:: WHAT YOU WILL DO ::
Write out the material again exactly, please, and omit the pictures.

:: RAW DATA ::
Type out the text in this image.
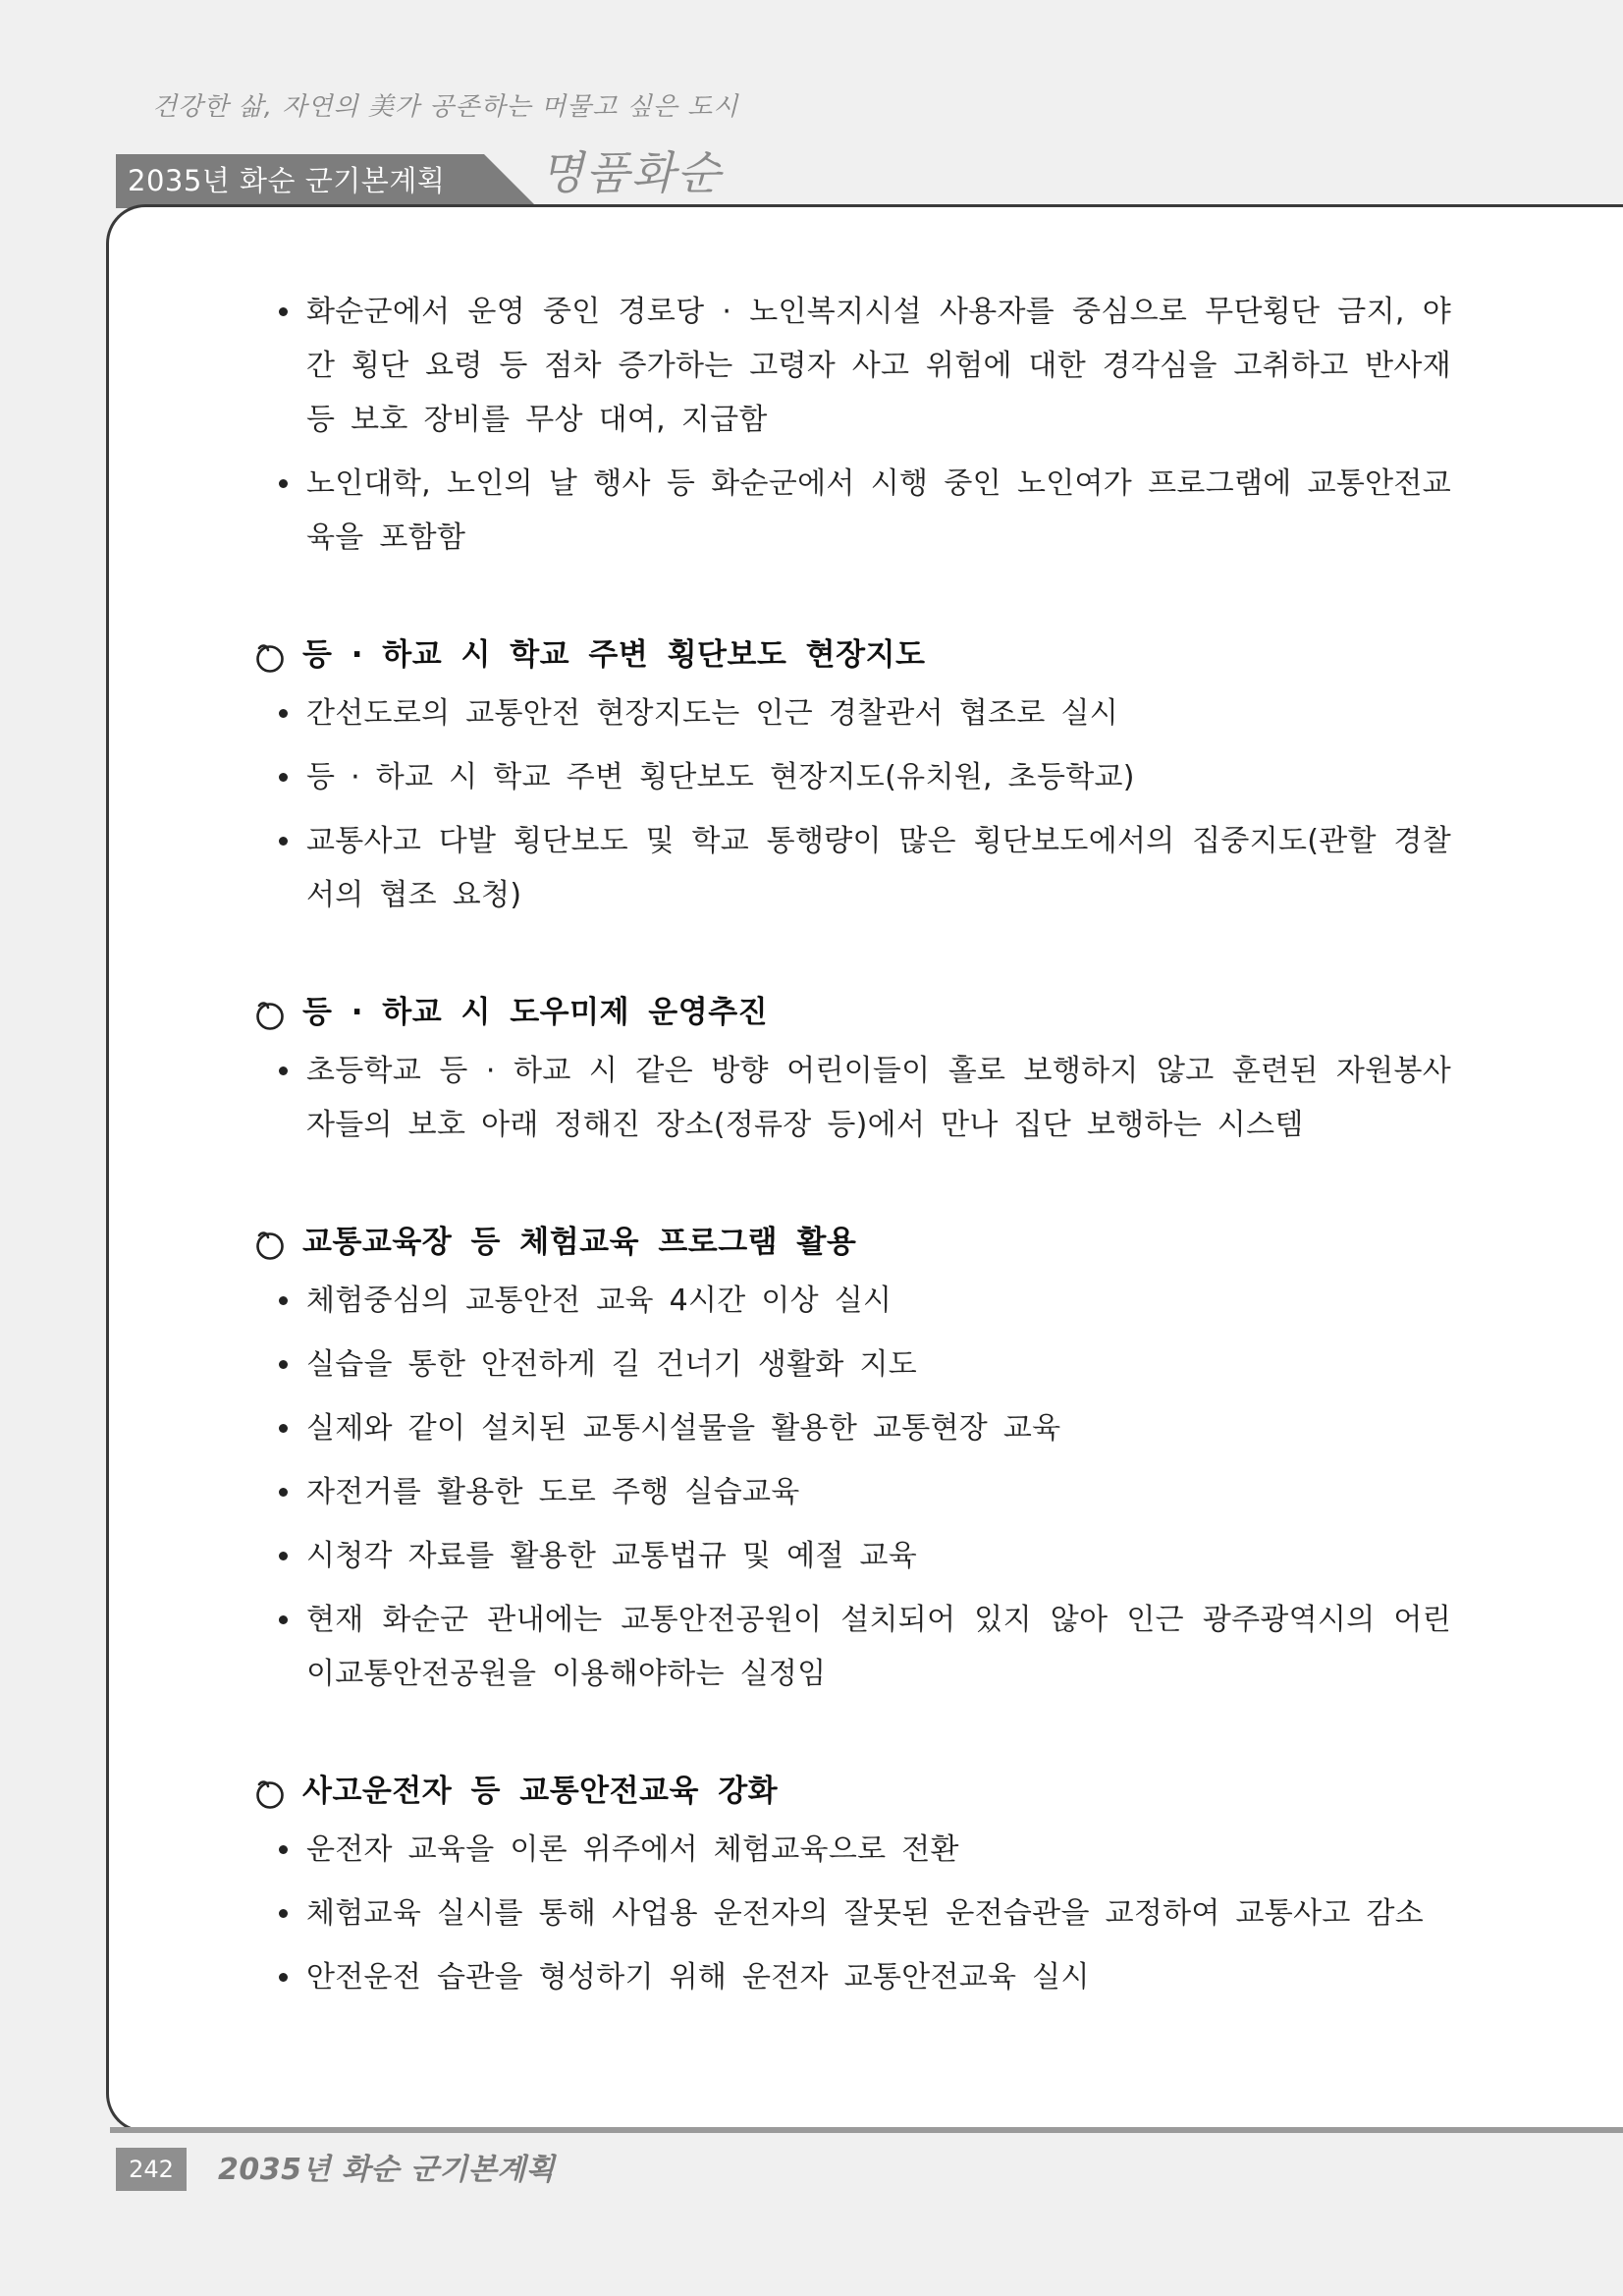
건강한 삶, 자연의 美가 공존하는 머물고 싶은 도시
2035년 화순 군기본계획 명품화순
화순군에서 운영 중인 경로당 · 노인복지시설 사용자를 중심으로 무단횡단 금지, 야간 횡단 요령 등 점차 증가하는 고령자 사고 위험에 대한 경각심을 고취하고 반사재 등 보호 장비를 무상 대여, 지급함
노인대학, 노인의 날 행사 등 화순군에서 시행 중인 노인여가 프로그램에 교통안전교육을 포함함
등 · 하교 시 학교 주변 횡단보도 현장지도
간선도로의 교통안전 현장지도는 인근 경찰관서 협조로 실시
등 · 하교 시 학교 주변 횡단보도 현장지도(유치원, 초등학교)
교통사고 다발 횡단보도 및 학교 통행량이 많은 횡단보도에서의 집중지도(관할 경찰서의 협조 요청)
등 · 하교 시 도우미제 운영추진
초등학교 등 · 하교 시 같은 방향 어린이들이 홀로 보행하지 않고 훈련된 자원봉사자들의 보호 아래 정해진 장소(정류장 등)에서 만나 집단 보행하는 시스템
교통교육장 등 체험교육 프로그램 활용
체험중심의 교통안전 교육 4시간 이상 실시
실습을 통한 안전하게 길 건너기 생활화 지도
실제와 같이 설치된 교통시설물을 활용한 교통현장 교육
자전거를 활용한 도로 주행 실습교육
시청각 자료를 활용한 교통법규 및 예절 교육
현재 화순군 관내에는 교통안전공원이 설치되어 있지 않아 인근 광주광역시의 어린이교통안전공원을 이용해야하는 실정임
사고운전자 등 교통안전교육 강화
운전자 교육을 이론 위주에서 체험교육으로 전환
체험교육 실시를 통해 사업용 운전자의 잘못된 운전습관을 교정하여 교통사고 감소
안전운전 습관을 형성하기 위해 운전자 교통안전교육 실시
242	2035년 화순 군기본계획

:: THE ANSWER ::
Type out the text in this image.
건강한 삶, 자연의 美가 공존하는 머물고 싶은 도시
2035년 화순 군기본계획 명품화순
화순군에서 운영 중인 경로당 · 노인복지시설 사용자를 중심으로 무단횡단 금지, 야간 횡단 요령 등 점차 증가하는 고령자 사고 위험에 대한 경각심을 고취하고 반사재 등 보호 장비를 무상 대여, 지급함
노인대학, 노인의 날 행사 등 화순군에서 시행 중인 노인여가 프로그램에 교통안전교육을 포함함
등 · 하교 시 학교 주변 횡단보도 현장지도
간선도로의 교통안전 현장지도는 인근 경찰관서 협조로 실시
등 · 하교 시 학교 주변 횡단보도 현장지도(유치원, 초등학교)
교통사고 다발 횡단보도 및 학교 통행량이 많은 횡단보도에서의 집중지도(관할 경찰서의 협조 요청)
등 · 하교 시 도우미제 운영추진
초등학교 등 · 하교 시 같은 방향 어린이들이 홀로 보행하지 않고 훈련된 자원봉사자들의 보호 아래 정해진 장소(정류장 등)에서 만나 집단 보행하는 시스템
교통교육장 등 체험교육 프로그램 활용
체험중심의 교통안전 교육 4시간 이상 실시
실습을 통한 안전하게 길 건너기 생활화 지도
실제와 같이 설치된 교통시설물을 활용한 교통현장 교육
자전거를 활용한 도로 주행 실습교육
시청각 자료를 활용한 교통법규 및 예절 교육
현재 화순군 관내에는 교통안전공원이 설치되어 있지 않아 인근 광주광역시의 어린이교통안전공원을 이용해야하는 실정임
사고운전자 등 교통안전교육 강화
운전자 교육을 이론 위주에서 체험교육으로 전환
체험교육 실시를 통해 사업용 운전자의 잘못된 운전습관을 교정하여 교통사고 감소
안전운전 습관을 형성하기 위해 운전자 교통안전교육 실시
242	2035년 화순 군기본계획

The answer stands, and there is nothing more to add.